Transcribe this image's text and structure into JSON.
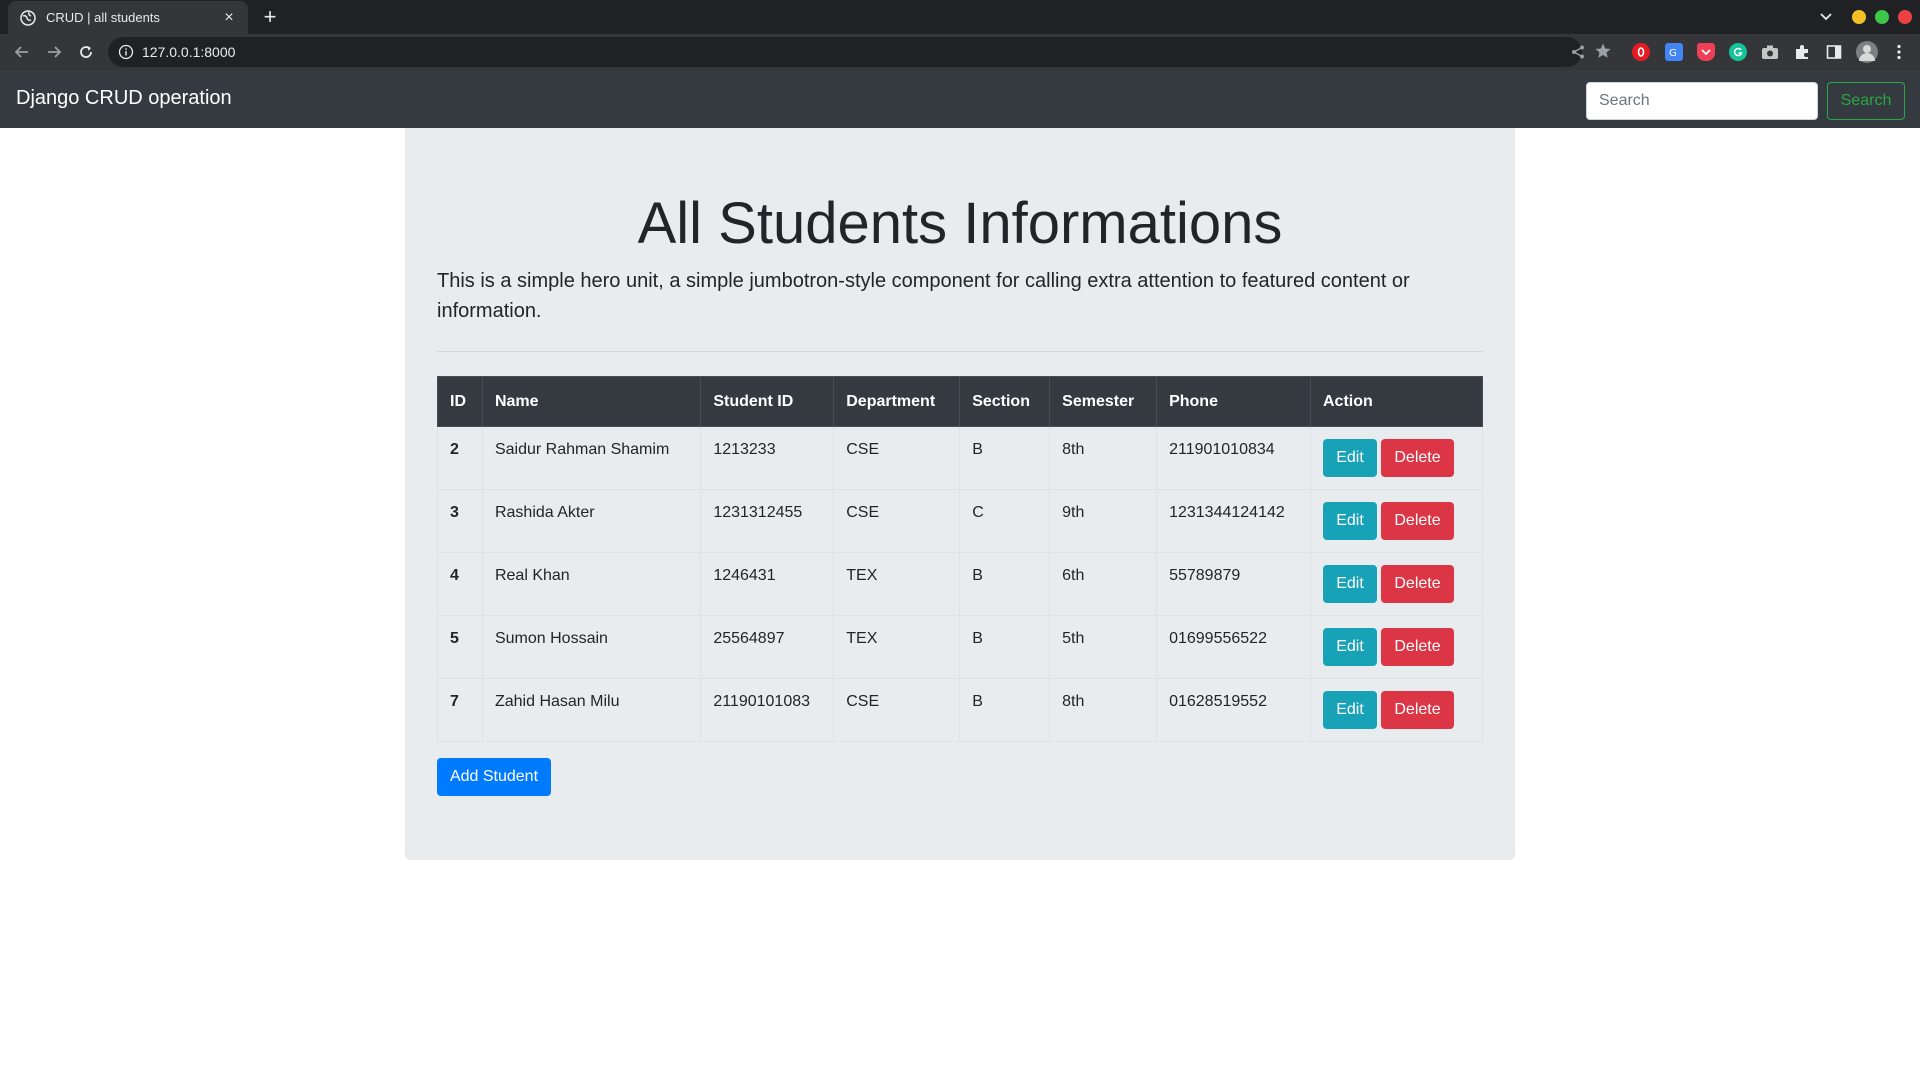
{
  "browser": {
    "tab_title": "CRUD | all students",
    "tab_close": "×",
    "new_tab": "+",
    "url": "127.0.0.1:8000",
    "icons": [
      "back-arrow-icon",
      "forward-arrow-icon",
      "reload-icon",
      "info-icon",
      "share-icon",
      "star-icon"
    ],
    "window_controls": {
      "minimize": "#f4c025",
      "maximize": "#3dc64a",
      "close": "#ec4141"
    }
  },
  "navbar": {
    "brand": "Django CRUD operation",
    "search_placeholder": "Search",
    "search_button": "Search",
    "colors": {
      "background": "#343a40",
      "search_button": "#28a745"
    }
  },
  "main": {
    "title": "All Students Informations",
    "lead": "This is a simple hero unit, a simple jumbotron-style component for calling extra attention to featured content or information."
  },
  "table": {
    "headers": [
      "ID",
      "Name",
      "Student ID",
      "Department",
      "Section",
      "Semester",
      "Phone",
      "Action"
    ],
    "edit_label": "Edit",
    "delete_label": "Delete",
    "rows": [
      {
        "id": "2",
        "name": "Saidur Rahman Shamim",
        "student_id": "1213233",
        "department": "CSE",
        "section": "B",
        "semester": "8th",
        "phone": "211901010834"
      },
      {
        "id": "3",
        "name": "Rashida Akter",
        "student_id": "1231312455",
        "department": "CSE",
        "section": "C",
        "semester": "9th",
        "phone": "1231344124142"
      },
      {
        "id": "4",
        "name": "Real Khan",
        "student_id": "1246431",
        "department": "TEX",
        "section": "B",
        "semester": "6th",
        "phone": "55789879"
      },
      {
        "id": "5",
        "name": "Sumon Hossain",
        "student_id": "25564897",
        "department": "TEX",
        "section": "B",
        "semester": "5th",
        "phone": "01699556522"
      },
      {
        "id": "7",
        "name": "Zahid Hasan Milu",
        "student_id": "21190101083",
        "department": "CSE",
        "section": "B",
        "semester": "8th",
        "phone": "01628519552"
      }
    ],
    "colors": {
      "header": "#343a40",
      "edit": "#17a2b8",
      "delete": "#dc3545"
    }
  },
  "add_button": "Add Student",
  "add_button_color": "#007bff"
}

==============================

__Task to carry out__: Transcribe all the records above word for word, without their images.

__Response to this task__:
Transcribe this image's text and structure into JSON.
{
  "browser": {
    "tab_title": "CRUD | all students",
    "tab_close": "×",
    "new_tab": "+",
    "url": "127.0.0.1:8000",
    "icons": [
      "back-arrow-icon",
      "forward-arrow-icon",
      "reload-icon",
      "info-icon",
      "share-icon",
      "star-icon"
    ],
    "window_controls": {
      "minimize": "#f4c025",
      "maximize": "#3dc64a",
      "close": "#ec4141"
    }
  },
  "navbar": {
    "brand": "Django CRUD operation",
    "search_placeholder": "Search",
    "search_button": "Search",
    "colors": {
      "background": "#343a40",
      "search_button": "#28a745"
    }
  },
  "main": {
    "title": "All Students Informations",
    "lead": "This is a simple hero unit, a simple jumbotron-style component for calling extra attention to featured content or information."
  },
  "table": {
    "headers": [
      "ID",
      "Name",
      "Student ID",
      "Department",
      "Section",
      "Semester",
      "Phone",
      "Action"
    ],
    "edit_label": "Edit",
    "delete_label": "Delete",
    "rows": [
      {
        "id": "2",
        "name": "Saidur Rahman Shamim",
        "student_id": "1213233",
        "department": "CSE",
        "section": "B",
        "semester": "8th",
        "phone": "211901010834"
      },
      {
        "id": "3",
        "name": "Rashida Akter",
        "student_id": "1231312455",
        "department": "CSE",
        "section": "C",
        "semester": "9th",
        "phone": "1231344124142"
      },
      {
        "id": "4",
        "name": "Real Khan",
        "student_id": "1246431",
        "department": "TEX",
        "section": "B",
        "semester": "6th",
        "phone": "55789879"
      },
      {
        "id": "5",
        "name": "Sumon Hossain",
        "student_id": "25564897",
        "department": "TEX",
        "section": "B",
        "semester": "5th",
        "phone": "01699556522"
      },
      {
        "id": "7",
        "name": "Zahid Hasan Milu",
        "student_id": "21190101083",
        "department": "CSE",
        "section": "B",
        "semester": "8th",
        "phone": "01628519552"
      }
    ],
    "colors": {
      "header": "#343a40",
      "edit": "#17a2b8",
      "delete": "#dc3545"
    }
  },
  "add_button": "Add Student",
  "add_button_color": "#007bff"
}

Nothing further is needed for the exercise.